#### Records provided
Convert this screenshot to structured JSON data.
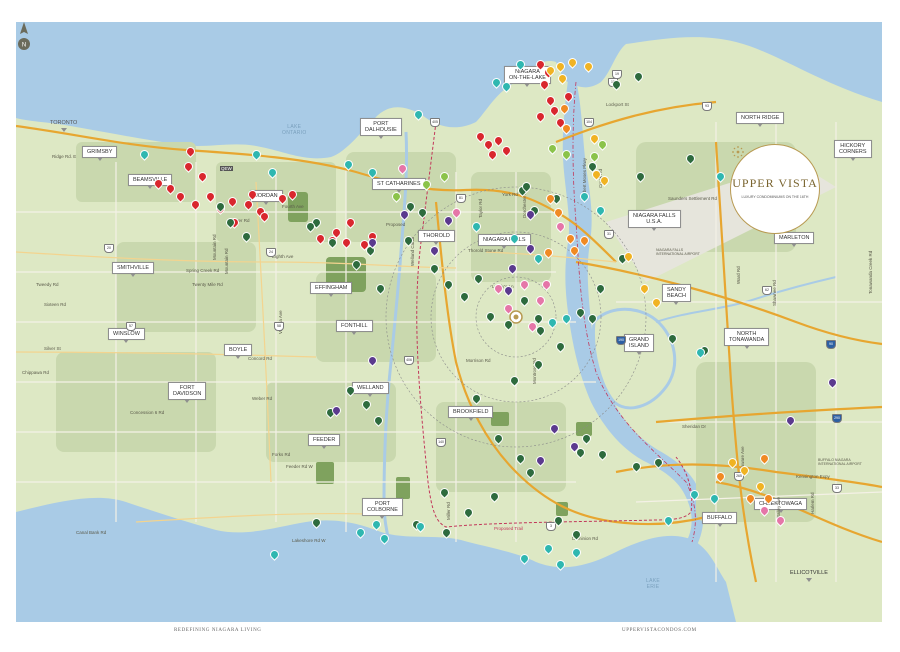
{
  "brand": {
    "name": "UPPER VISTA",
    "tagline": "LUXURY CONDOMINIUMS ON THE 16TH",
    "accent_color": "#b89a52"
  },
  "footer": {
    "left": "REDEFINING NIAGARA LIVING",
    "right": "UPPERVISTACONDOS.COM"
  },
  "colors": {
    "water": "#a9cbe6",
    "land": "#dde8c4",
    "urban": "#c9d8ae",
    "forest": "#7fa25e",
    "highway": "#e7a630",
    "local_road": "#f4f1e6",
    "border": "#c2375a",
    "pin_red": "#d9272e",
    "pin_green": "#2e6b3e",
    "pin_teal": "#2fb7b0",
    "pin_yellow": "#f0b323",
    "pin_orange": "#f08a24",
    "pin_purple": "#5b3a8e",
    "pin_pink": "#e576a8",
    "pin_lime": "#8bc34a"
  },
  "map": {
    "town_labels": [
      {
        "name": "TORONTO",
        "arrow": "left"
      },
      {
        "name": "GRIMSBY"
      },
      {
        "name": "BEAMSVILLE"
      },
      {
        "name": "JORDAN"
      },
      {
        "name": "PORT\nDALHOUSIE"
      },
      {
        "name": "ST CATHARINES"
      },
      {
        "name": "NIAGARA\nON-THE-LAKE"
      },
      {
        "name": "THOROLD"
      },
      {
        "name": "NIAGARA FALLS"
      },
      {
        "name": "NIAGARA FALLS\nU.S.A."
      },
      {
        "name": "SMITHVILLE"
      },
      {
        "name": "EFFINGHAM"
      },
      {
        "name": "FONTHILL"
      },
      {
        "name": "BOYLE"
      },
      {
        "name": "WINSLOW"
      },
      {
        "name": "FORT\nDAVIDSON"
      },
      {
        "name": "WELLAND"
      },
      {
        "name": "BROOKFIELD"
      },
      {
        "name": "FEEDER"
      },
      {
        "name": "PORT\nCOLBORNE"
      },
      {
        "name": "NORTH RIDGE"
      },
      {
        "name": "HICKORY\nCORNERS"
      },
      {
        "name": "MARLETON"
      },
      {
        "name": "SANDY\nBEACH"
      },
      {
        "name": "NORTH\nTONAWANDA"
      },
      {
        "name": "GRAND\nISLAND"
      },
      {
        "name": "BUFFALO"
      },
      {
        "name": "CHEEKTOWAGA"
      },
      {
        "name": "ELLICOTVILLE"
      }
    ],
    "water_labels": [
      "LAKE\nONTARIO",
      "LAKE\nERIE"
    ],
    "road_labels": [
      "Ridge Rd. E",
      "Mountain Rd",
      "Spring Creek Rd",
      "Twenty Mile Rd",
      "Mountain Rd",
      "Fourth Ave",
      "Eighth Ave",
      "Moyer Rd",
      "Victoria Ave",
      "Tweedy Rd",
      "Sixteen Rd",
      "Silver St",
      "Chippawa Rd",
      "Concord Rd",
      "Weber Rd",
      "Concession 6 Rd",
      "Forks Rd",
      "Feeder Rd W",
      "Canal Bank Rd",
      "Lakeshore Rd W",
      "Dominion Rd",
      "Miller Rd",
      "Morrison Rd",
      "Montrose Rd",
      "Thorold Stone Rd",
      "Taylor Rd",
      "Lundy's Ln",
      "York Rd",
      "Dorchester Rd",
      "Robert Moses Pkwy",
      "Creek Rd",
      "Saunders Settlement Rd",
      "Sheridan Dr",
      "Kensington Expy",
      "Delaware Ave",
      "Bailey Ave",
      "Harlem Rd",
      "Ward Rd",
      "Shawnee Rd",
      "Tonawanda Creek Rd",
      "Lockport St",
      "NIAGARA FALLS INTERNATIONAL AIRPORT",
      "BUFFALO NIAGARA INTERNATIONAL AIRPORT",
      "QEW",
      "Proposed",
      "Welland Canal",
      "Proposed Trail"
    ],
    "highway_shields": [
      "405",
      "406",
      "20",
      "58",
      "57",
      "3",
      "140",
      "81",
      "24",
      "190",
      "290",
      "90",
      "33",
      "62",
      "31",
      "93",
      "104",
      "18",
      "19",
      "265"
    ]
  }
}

#### Exercise instructions
Make a word-for-word copy of the entries, without any pictures.

#### The solution
Convert this screenshot to structured JSON data.
{
  "brand": {
    "name": "UPPER VISTA",
    "tagline": "LUXURY CONDOMINIUMS ON THE 16TH",
    "accent_color": "#b89a52"
  },
  "footer": {
    "left": "REDEFINING NIAGARA LIVING",
    "right": "UPPERVISTACONDOS.COM"
  },
  "colors": {
    "water": "#a9cbe6",
    "land": "#dde8c4",
    "urban": "#c9d8ae",
    "forest": "#7fa25e",
    "highway": "#e7a630",
    "local_road": "#f4f1e6",
    "border": "#c2375a",
    "pin_red": "#d9272e",
    "pin_green": "#2e6b3e",
    "pin_teal": "#2fb7b0",
    "pin_yellow": "#f0b323",
    "pin_orange": "#f08a24",
    "pin_purple": "#5b3a8e",
    "pin_pink": "#e576a8",
    "pin_lime": "#8bc34a"
  },
  "map": {
    "town_labels": [
      {
        "name": "TORONTO",
        "arrow": "left"
      },
      {
        "name": "GRIMSBY"
      },
      {
        "name": "BEAMSVILLE"
      },
      {
        "name": "JORDAN"
      },
      {
        "name": "PORT\nDALHOUSIE"
      },
      {
        "name": "ST CATHARINES"
      },
      {
        "name": "NIAGARA\nON-THE-LAKE"
      },
      {
        "name": "THOROLD"
      },
      {
        "name": "NIAGARA FALLS"
      },
      {
        "name": "NIAGARA FALLS\nU.S.A."
      },
      {
        "name": "SMITHVILLE"
      },
      {
        "name": "EFFINGHAM"
      },
      {
        "name": "FONTHILL"
      },
      {
        "name": "BOYLE"
      },
      {
        "name": "WINSLOW"
      },
      {
        "name": "FORT\nDAVIDSON"
      },
      {
        "name": "WELLAND"
      },
      {
        "name": "BROOKFIELD"
      },
      {
        "name": "FEEDER"
      },
      {
        "name": "PORT\nCOLBORNE"
      },
      {
        "name": "NORTH RIDGE"
      },
      {
        "name": "HICKORY\nCORNERS"
      },
      {
        "name": "MARLETON"
      },
      {
        "name": "SANDY\nBEACH"
      },
      {
        "name": "NORTH\nTONAWANDA"
      },
      {
        "name": "GRAND\nISLAND"
      },
      {
        "name": "BUFFALO"
      },
      {
        "name": "CHEEKTOWAGA"
      },
      {
        "name": "ELLICOTVILLE"
      }
    ],
    "water_labels": [
      "LAKE\nONTARIO",
      "LAKE\nERIE"
    ],
    "road_labels": [
      "Ridge Rd. E",
      "Mountain Rd",
      "Spring Creek Rd",
      "Twenty Mile Rd",
      "Mountain Rd",
      "Fourth Ave",
      "Eighth Ave",
      "Moyer Rd",
      "Victoria Ave",
      "Tweedy Rd",
      "Sixteen Rd",
      "Silver St",
      "Chippawa Rd",
      "Concord Rd",
      "Weber Rd",
      "Concession 6 Rd",
      "Forks Rd",
      "Feeder Rd W",
      "Canal Bank Rd",
      "Lakeshore Rd W",
      "Dominion Rd",
      "Miller Rd",
      "Morrison Rd",
      "Montrose Rd",
      "Thorold Stone Rd",
      "Taylor Rd",
      "Lundy's Ln",
      "York Rd",
      "Dorchester Rd",
      "Robert Moses Pkwy",
      "Creek Rd",
      "Saunders Settlement Rd",
      "Sheridan Dr",
      "Kensington Expy",
      "Delaware Ave",
      "Bailey Ave",
      "Harlem Rd",
      "Ward Rd",
      "Shawnee Rd",
      "Tonawanda Creek Rd",
      "Lockport St",
      "NIAGARA FALLS INTERNATIONAL AIRPORT",
      "BUFFALO NIAGARA INTERNATIONAL AIRPORT",
      "QEW",
      "Proposed",
      "Welland Canal",
      "Proposed Trail"
    ],
    "highway_shields": [
      "405",
      "406",
      "20",
      "58",
      "57",
      "3",
      "140",
      "81",
      "24",
      "190",
      "290",
      "90",
      "33",
      "62",
      "31",
      "93",
      "104",
      "18",
      "19",
      "265"
    ]
  }
}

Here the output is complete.